Begin Material for the task
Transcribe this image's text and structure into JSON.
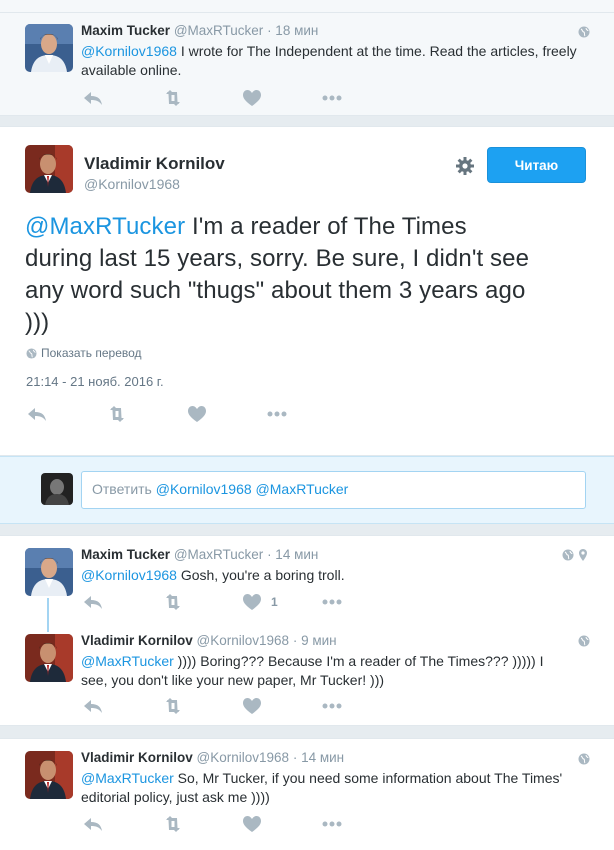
{
  "tweets_top": {
    "author_name": "Maxim Tucker",
    "author_handle": "@MaxRTucker",
    "time": "· 18 мин",
    "mention": "@Kornilov1968",
    "text_line1_rest": " I wrote for The Independent at the time. Read the articles, freely",
    "text_line2": "available online."
  },
  "main_tweet": {
    "author_name": "Vladimir Kornilov",
    "author_handle": "@Kornilov1968",
    "follow_label": "Читаю",
    "mention": "@MaxRTucker",
    "text_line1_rest": " I'm a reader of The Times",
    "text_line2": "during last 15 years, sorry. Be sure, I didn't see",
    "text_line3": "any word such \"thugs\" about them 3 years ago",
    "text_line4": ")))",
    "translate_label": "Показать перевод",
    "timestamp": "21:14 - 21 нояб. 2016 г."
  },
  "reply_box": {
    "placeholder_prefix": "Ответить ",
    "placeholder_mentions": "@Kornilov1968 @MaxRTucker"
  },
  "replies": [
    {
      "author_name": "Maxim Tucker",
      "author_handle": "@MaxRTucker",
      "time": "· 14 мин",
      "mention": "@Kornilov1968",
      "text_line1_rest": " Gosh, you're a boring troll.",
      "like_count": "1"
    },
    {
      "author_name": "Vladimir Kornilov",
      "author_handle": "@Kornilov1968",
      "time": "· 9 мин",
      "mention": "@MaxRTucker",
      "text_line1_rest": " )))) Boring???  Because I'm a reader of The Times??? ))))) I",
      "text_line2": "see, you don't like your new paper, Mr Tucker! )))"
    },
    {
      "author_name": "Vladimir Kornilov",
      "author_handle": "@Kornilov1968",
      "time": "· 14 мин",
      "mention": "@MaxRTucker",
      "text_line1_rest": " So, Mr Tucker, if you need some information about The Times'",
      "text_line2": "editorial policy, just ask me ))))"
    }
  ],
  "colors": {
    "accent": "#1da1f2",
    "mention": "#1b95e0",
    "muted": "#8899a6"
  },
  "icons": [
    "reply-icon",
    "retweet-icon",
    "like-icon",
    "more-icon",
    "globe-icon",
    "gear-icon",
    "location-icon"
  ]
}
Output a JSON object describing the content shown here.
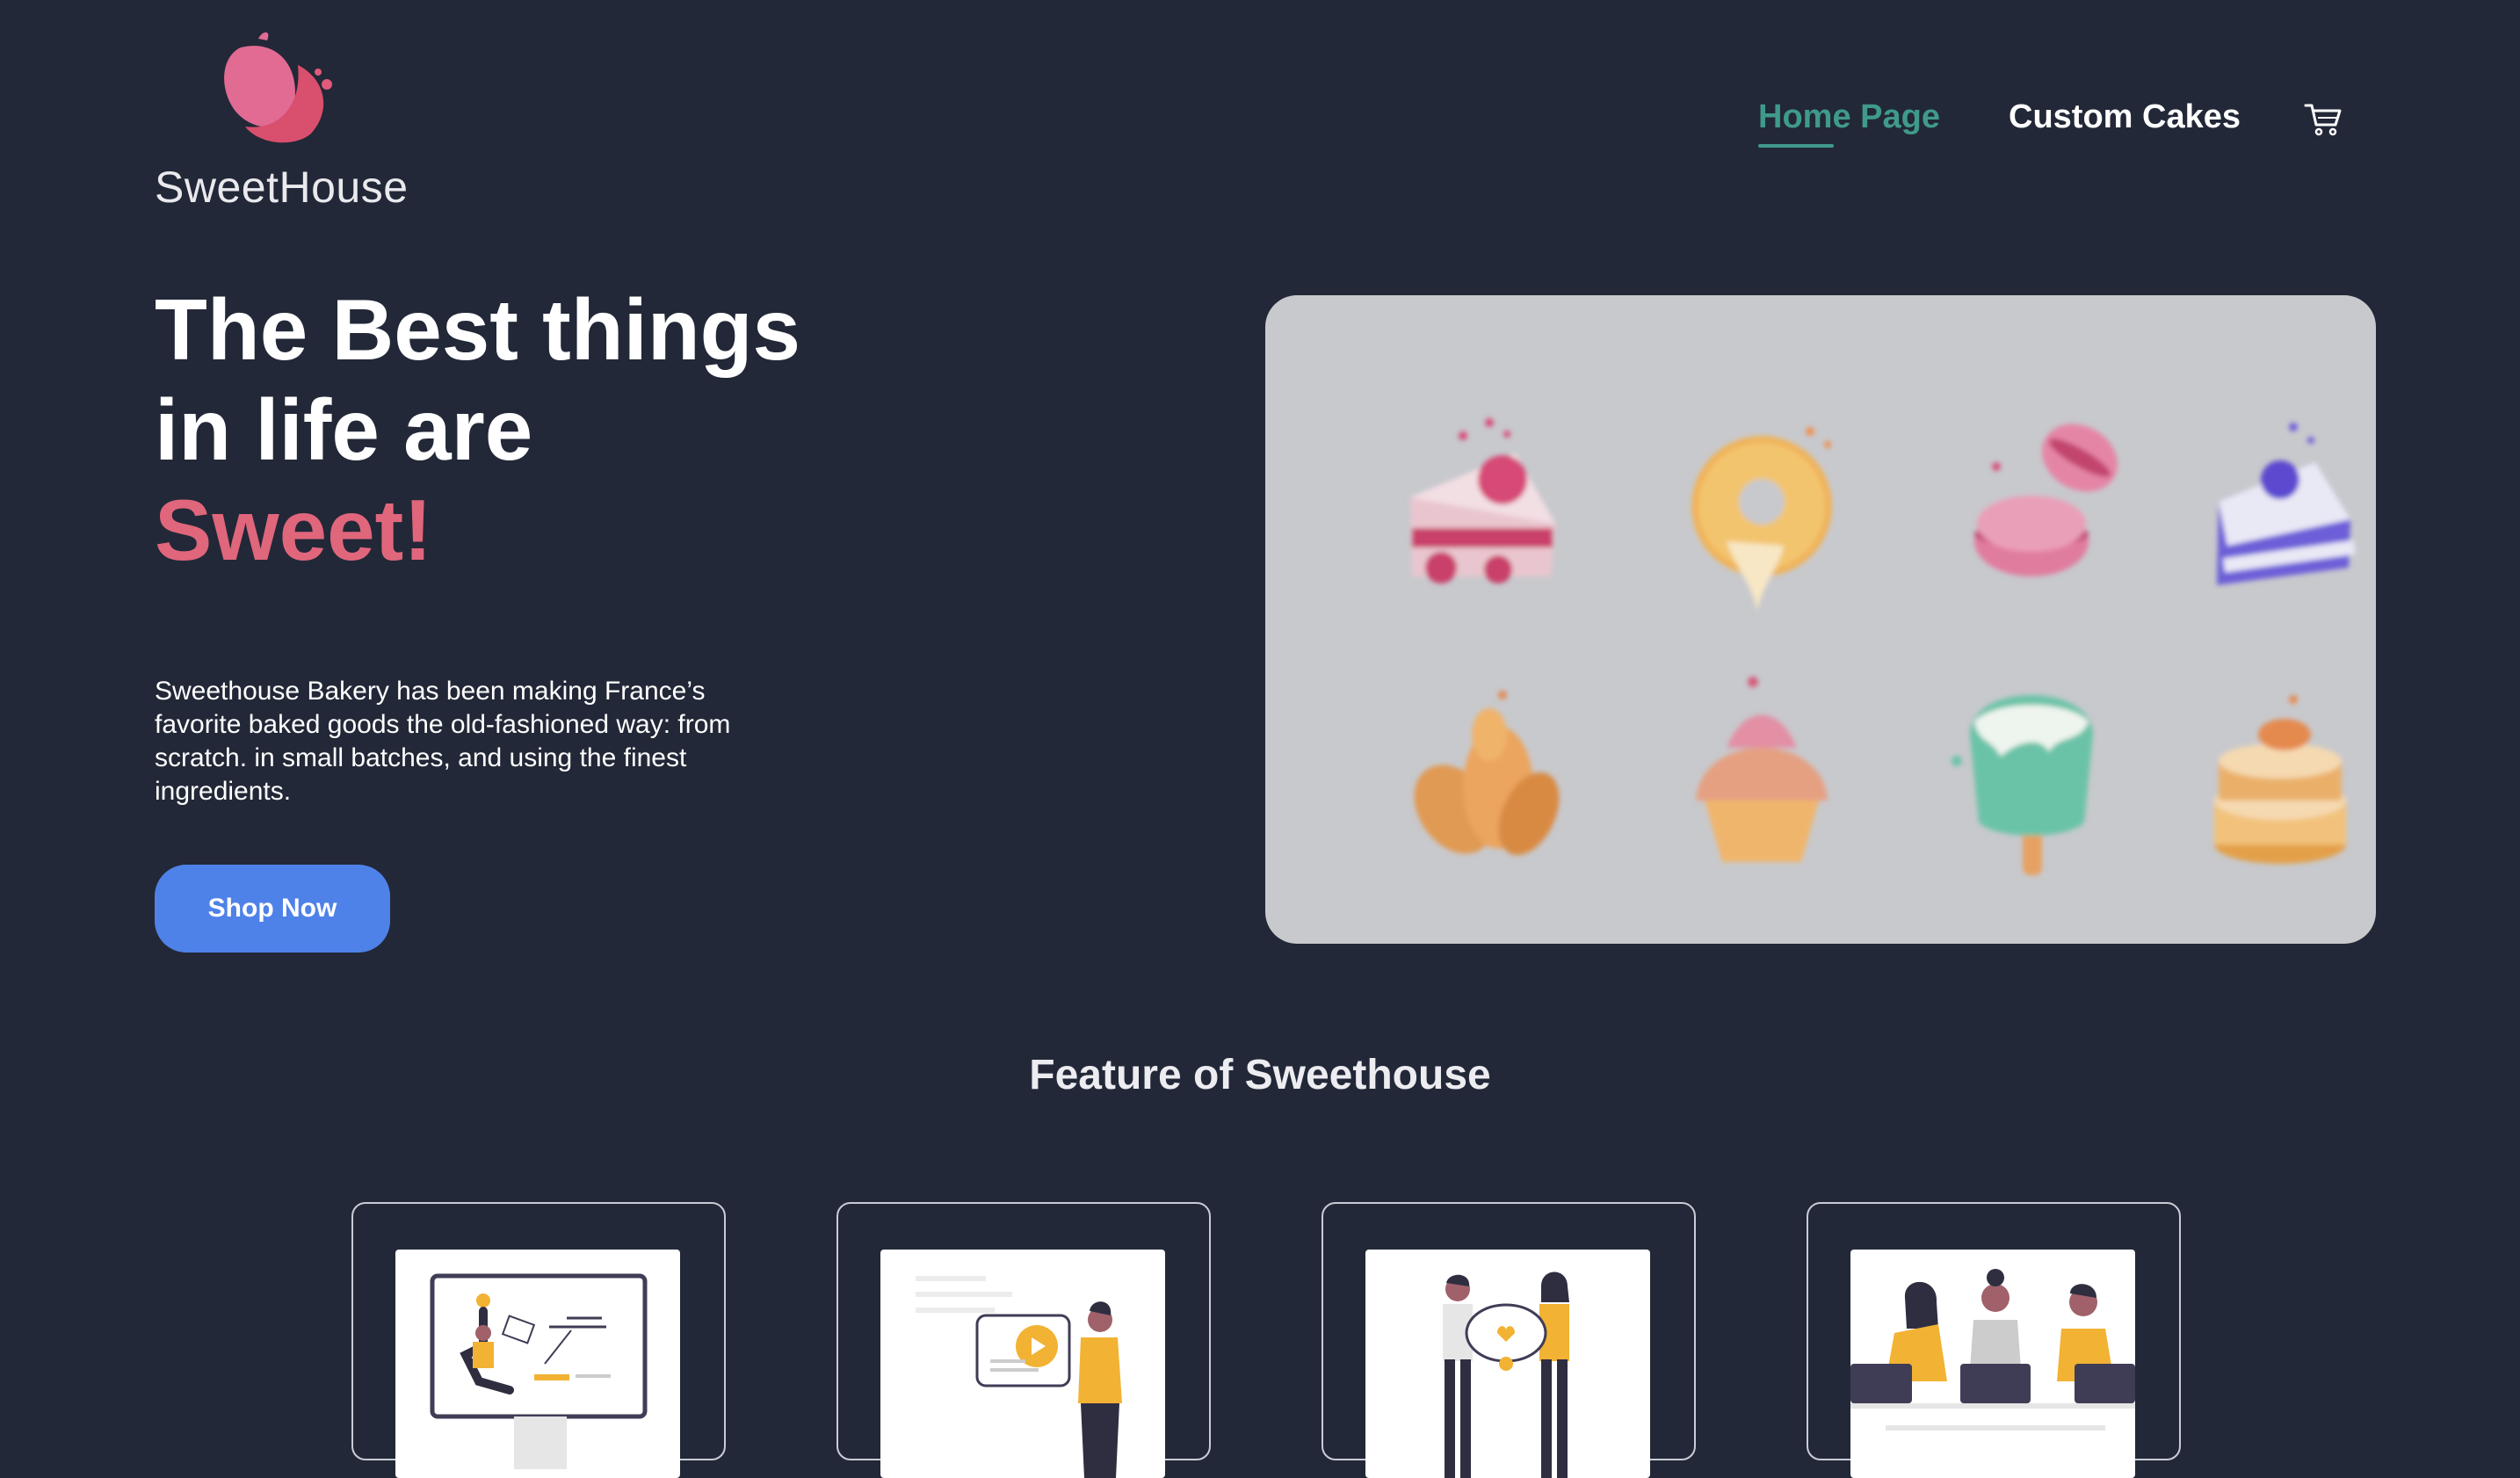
{
  "brand": {
    "name": "SweetHouse",
    "accent": "#e0667c",
    "logo_icon": "petal-logo-icon"
  },
  "nav": {
    "items": [
      {
        "label": "Home Page",
        "active": true,
        "color": "#3f9a8a"
      },
      {
        "label": "Custom Cakes",
        "active": false
      }
    ],
    "cart_icon": "shopping-cart-icon"
  },
  "hero": {
    "title_line1": "The Best things",
    "title_line2": "in life are",
    "title_highlight": "Sweet!",
    "description": "Sweethouse Bakery has been making France’s favorite baked goods the old-fashioned way: from scratch. in small batches, and using the finest ingredients.",
    "cta_label": "Shop Now",
    "cta_color": "#4f82e8"
  },
  "gallery": {
    "icons": [
      "cake-slice-icon",
      "donut-icon",
      "macaron-icon",
      "layer-cake-icon",
      "croissant-icon",
      "cupcake-icon",
      "popsicle-icon",
      "pancake-stack-icon"
    ]
  },
  "features": {
    "title": "Feature of Sweethouse",
    "cards": [
      {
        "illustration": "computer-presentation-illustration"
      },
      {
        "illustration": "video-player-illustration"
      },
      {
        "illustration": "team-collaboration-illustration"
      },
      {
        "illustration": "meeting-laptops-illustration"
      }
    ]
  }
}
End Material for the task
(Stated exercise) In the material above, tally every line with the string "reader" in it, then give that number alone.

(Response below) 2